**TASK BRIEF**
Pictures do not belong in the copy; quote every entry below exactly.
━━━ STORED RECORDS
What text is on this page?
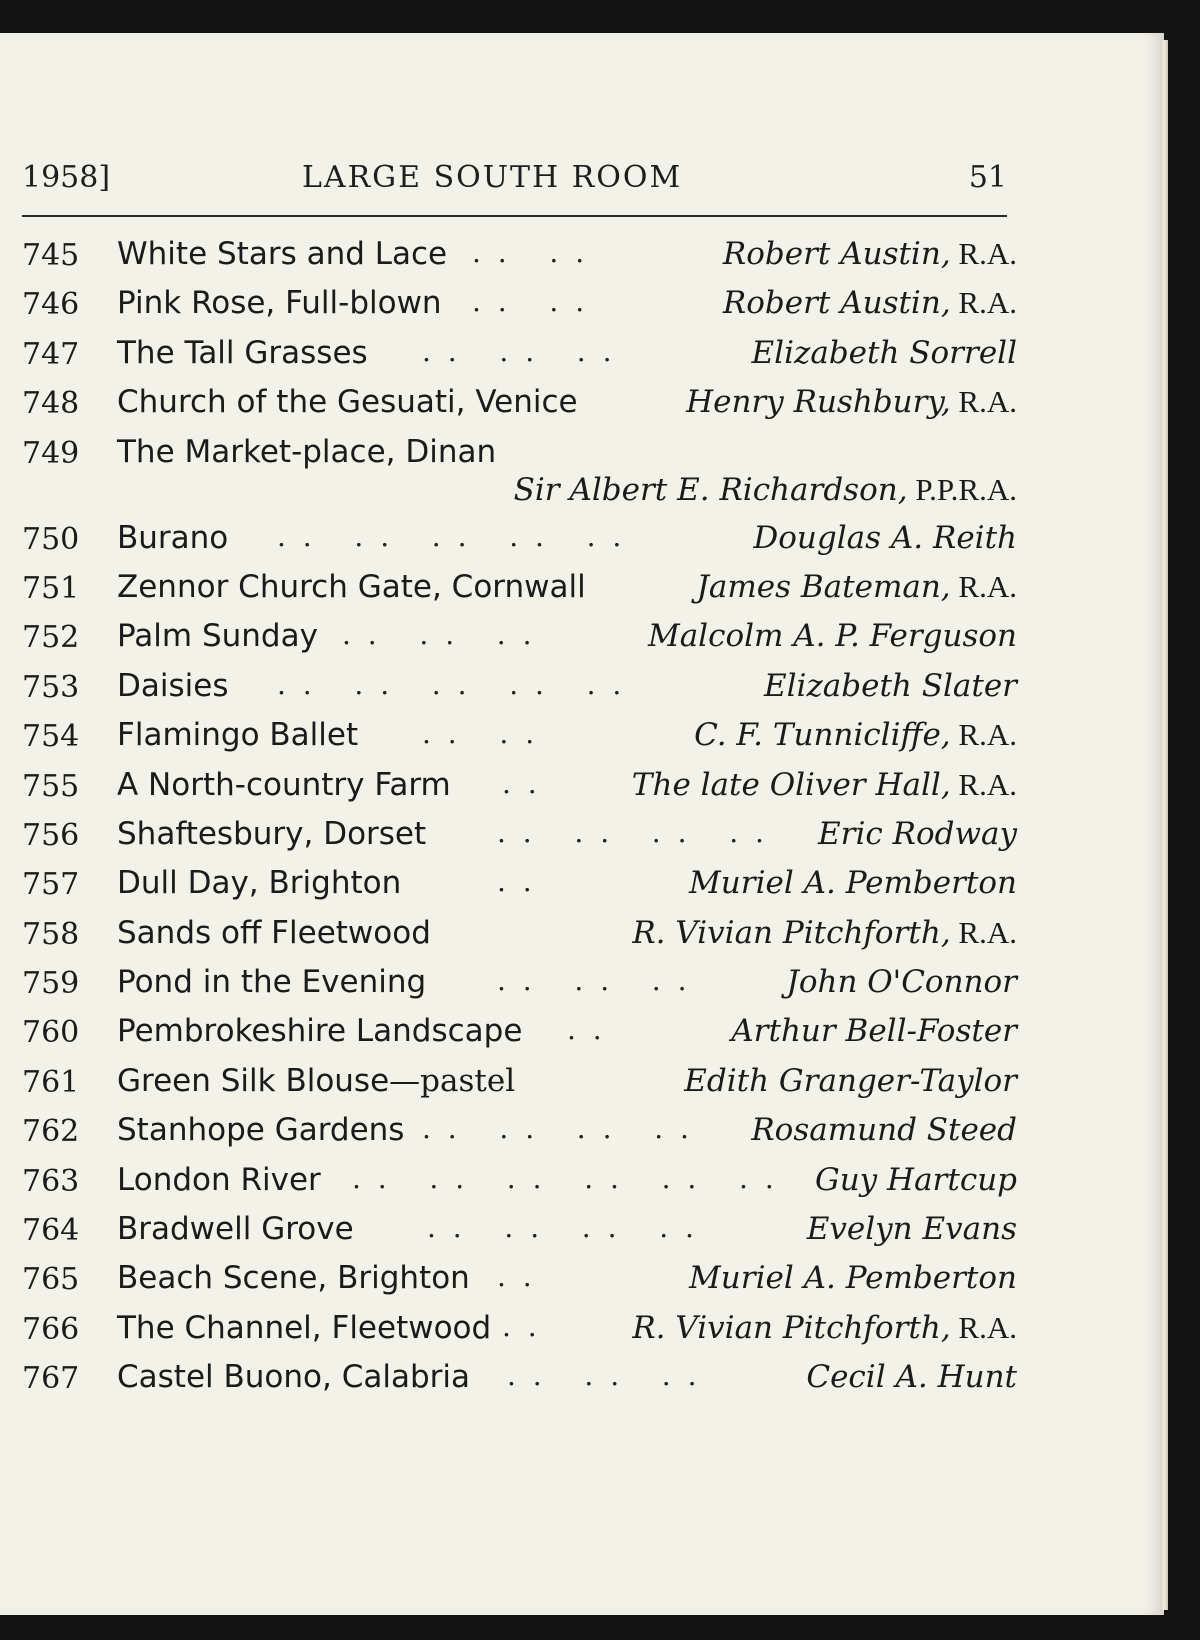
1958]	LARGE SOUTH ROOM	51
745 White Stars and Lace . .   . .	Robert Austin, R.A.
746 Pink Rose, Full-blown . .   . .	Robert Austin, R.A.
747 The Tall Grasses . .   . .   . .	Elizabeth Sorrell
748 Church of the Gesuati, Venice	Henry Rushbury, R.A.
749 The Market-place, Dinan
Sir Albert E. Richardson, P.P.R.A.
750 Burano . .   . .   . .   . .   . .	Douglas A. Reith
751 Zennor Church Gate, Cornwall	James Bateman, R.A.
752 Palm Sunday . .   . .   . .	Malcolm A. P. Ferguson
753 Daisies . .   . .   . .   . .   . .	Elizabeth Slater
754 Flamingo Ballet . .   . .	C. F. Tunnicliffe, R.A.
755 A North-country Farm . .	The late Oliver Hall, R.A.
756 Shaftesbury, Dorset	. .   . .   . .   . . Eric Rodway
757 Dull Day, Brighton	. .	Muriel A. Pemberton
758 Sands off Fleetwood	R. Vivian Pitchforth, R.A.
759 Pond in the Evening	. .   . .   . .	John O'Connor
760 Pembrokeshire Landscape . .	Arthur Bell-Foster
761 Green Silk Blouse—pastel	Edith Granger-Taylor
762 Stanhope Gardens . .   . .   . .   . . Rosamund Steed
763 London River . .   . .   . .   . .   . .   . . Guy Hartcup
764 Bradwell Grove	. .   . .   . .   . .	Evelyn Evans
765 Beach Scene, Brighton . .	Muriel A. Pemberton
766 The Channel, Fleetwood . .	R. Vivian Pitchforth, R.A.
767 Castel Buono, Calabria . .   . .   . .	Cecil A. Hunt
━━━━━━
**RESPONSE BELOW**
What text is on this page?
1958]	LARGE SOUTH ROOM	51
745 White Stars and Lace . .   . .	Robert Austin, R.A.
746 Pink Rose, Full-blown . .   . .	Robert Austin, R.A.
747 The Tall Grasses . .   . .   . .	Elizabeth Sorrell
748 Church of the Gesuati, Venice	Henry Rushbury, R.A.
749 The Market-place, Dinan
Sir Albert E. Richardson, P.P.R.A.
750 Burano . .   . .   . .   . .   . .	Douglas A. Reith
751 Zennor Church Gate, Cornwall	James Bateman, R.A.
752 Palm Sunday . .   . .   . .	Malcolm A. P. Ferguson
753 Daisies . .   . .   . .   . .   . .	Elizabeth Slater
754 Flamingo Ballet . .   . .	C. F. Tunnicliffe, R.A.
755 A North-country Farm . .	The late Oliver Hall, R.A.
756 Shaftesbury, Dorset	. .   . .   . .   . . Eric Rodway
757 Dull Day, Brighton	. .	Muriel A. Pemberton
758 Sands off Fleetwood	R. Vivian Pitchforth, R.A.
759 Pond in the Evening	. .   . .   . .	John O'Connor
760 Pembrokeshire Landscape . .	Arthur Bell-Foster
761 Green Silk Blouse—pastel	Edith Granger-Taylor
762 Stanhope Gardens . .   . .   . .   . . Rosamund Steed
763 London River . .   . .   . .   . .   . .   . . Guy Hartcup
764 Bradwell Grove	. .   . .   . .   . .	Evelyn Evans
765 Beach Scene, Brighton . .	Muriel A. Pemberton
766 The Channel, Fleetwood . .	R. Vivian Pitchforth, R.A.
767 Castel Buono, Calabria . .   . .   . .	Cecil A. Hunt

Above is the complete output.